> **JOB**:
Reproduce the records that follow in full, excluding any picture they contain.

> **TASK INPUT**:
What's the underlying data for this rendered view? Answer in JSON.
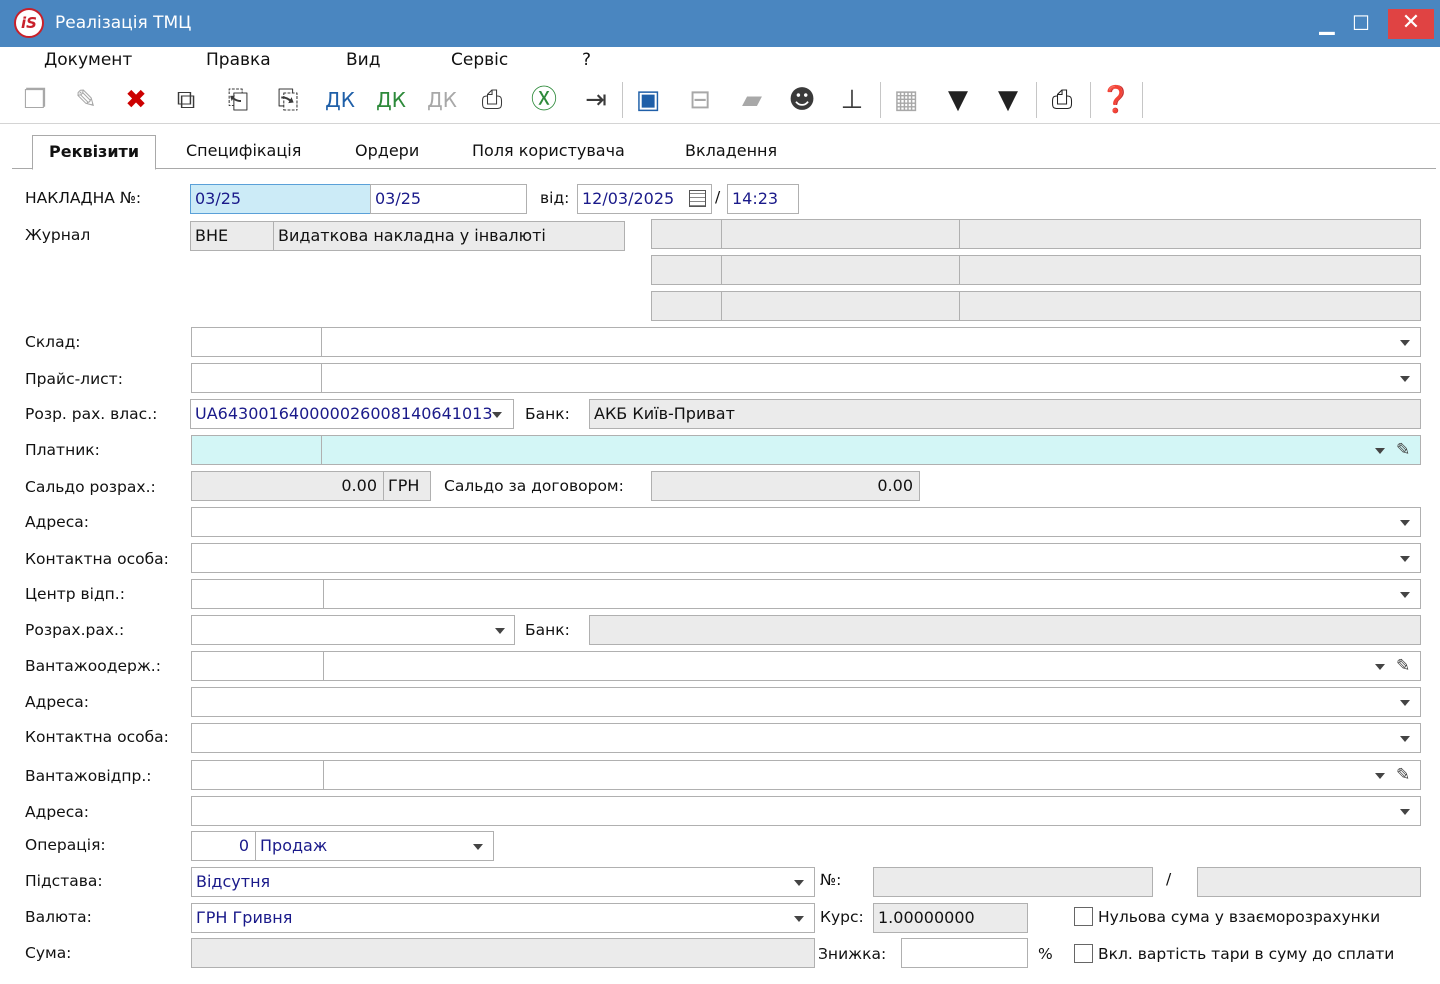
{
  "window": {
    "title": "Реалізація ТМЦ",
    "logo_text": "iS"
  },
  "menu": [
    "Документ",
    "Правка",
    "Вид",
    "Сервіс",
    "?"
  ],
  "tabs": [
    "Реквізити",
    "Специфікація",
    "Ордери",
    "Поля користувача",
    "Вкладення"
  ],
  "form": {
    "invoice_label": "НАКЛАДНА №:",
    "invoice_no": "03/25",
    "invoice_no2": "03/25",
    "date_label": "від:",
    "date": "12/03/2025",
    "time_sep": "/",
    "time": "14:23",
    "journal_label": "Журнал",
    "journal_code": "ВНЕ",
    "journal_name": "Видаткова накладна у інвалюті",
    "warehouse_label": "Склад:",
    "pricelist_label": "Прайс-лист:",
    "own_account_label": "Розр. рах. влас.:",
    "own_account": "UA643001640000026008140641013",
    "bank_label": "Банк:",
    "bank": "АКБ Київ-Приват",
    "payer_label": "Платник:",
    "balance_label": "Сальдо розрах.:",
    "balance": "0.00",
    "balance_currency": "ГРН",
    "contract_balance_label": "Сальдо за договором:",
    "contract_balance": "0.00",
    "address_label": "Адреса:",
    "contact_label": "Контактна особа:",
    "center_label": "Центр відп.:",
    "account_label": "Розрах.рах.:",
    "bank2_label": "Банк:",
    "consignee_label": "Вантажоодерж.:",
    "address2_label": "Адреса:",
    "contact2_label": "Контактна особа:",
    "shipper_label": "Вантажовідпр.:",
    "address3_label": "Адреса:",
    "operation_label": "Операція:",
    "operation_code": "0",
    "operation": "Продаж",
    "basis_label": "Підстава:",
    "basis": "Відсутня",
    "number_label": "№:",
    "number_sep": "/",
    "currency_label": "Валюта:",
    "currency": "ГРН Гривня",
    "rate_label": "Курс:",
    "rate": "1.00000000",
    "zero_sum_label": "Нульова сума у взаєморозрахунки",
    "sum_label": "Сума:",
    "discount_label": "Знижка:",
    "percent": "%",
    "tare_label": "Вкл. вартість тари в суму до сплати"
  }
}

> **REPLY**:
What's the underlying data for this rendered view? Answer in JSON.
{
  "window": {
    "title": "Реалізація ТМЦ",
    "logo_text": "iS"
  },
  "menu": [
    "Документ",
    "Правка",
    "Вид",
    "Сервіс",
    "?"
  ],
  "tabs": [
    "Реквізити",
    "Специфікація",
    "Ордери",
    "Поля користувача",
    "Вкладення"
  ],
  "form": {
    "invoice_label": "НАКЛАДНА №:",
    "invoice_no": "03/25",
    "invoice_no2": "03/25",
    "date_label": "від:",
    "date": "12/03/2025",
    "time_sep": "/",
    "time": "14:23",
    "journal_label": "Журнал",
    "journal_code": "ВНЕ",
    "journal_name": "Видаткова накладна у інвалюті",
    "warehouse_label": "Склад:",
    "pricelist_label": "Прайс-лист:",
    "own_account_label": "Розр. рах. влас.:",
    "own_account": "UA643001640000026008140641013",
    "bank_label": "Банк:",
    "bank": "АКБ Київ-Приват",
    "payer_label": "Платник:",
    "balance_label": "Сальдо розрах.:",
    "balance": "0.00",
    "balance_currency": "ГРН",
    "contract_balance_label": "Сальдо за договором:",
    "contract_balance": "0.00",
    "address_label": "Адреса:",
    "contact_label": "Контактна особа:",
    "center_label": "Центр відп.:",
    "account_label": "Розрах.рах.:",
    "bank2_label": "Банк:",
    "consignee_label": "Вантажоодерж.:",
    "address2_label": "Адреса:",
    "contact2_label": "Контактна особа:",
    "shipper_label": "Вантажовідпр.:",
    "address3_label": "Адреса:",
    "operation_label": "Операція:",
    "operation_code": "0",
    "operation": "Продаж",
    "basis_label": "Підстава:",
    "basis": "Відсутня",
    "number_label": "№:",
    "number_sep": "/",
    "currency_label": "Валюта:",
    "currency": "ГРН Гривня",
    "rate_label": "Курс:",
    "rate": "1.00000000",
    "zero_sum_label": "Нульова сума у взаєморозрахунки",
    "sum_label": "Сума:",
    "discount_label": "Знижка:",
    "percent": "%",
    "tare_label": "Вкл. вартість тари в суму до сплати"
  }
}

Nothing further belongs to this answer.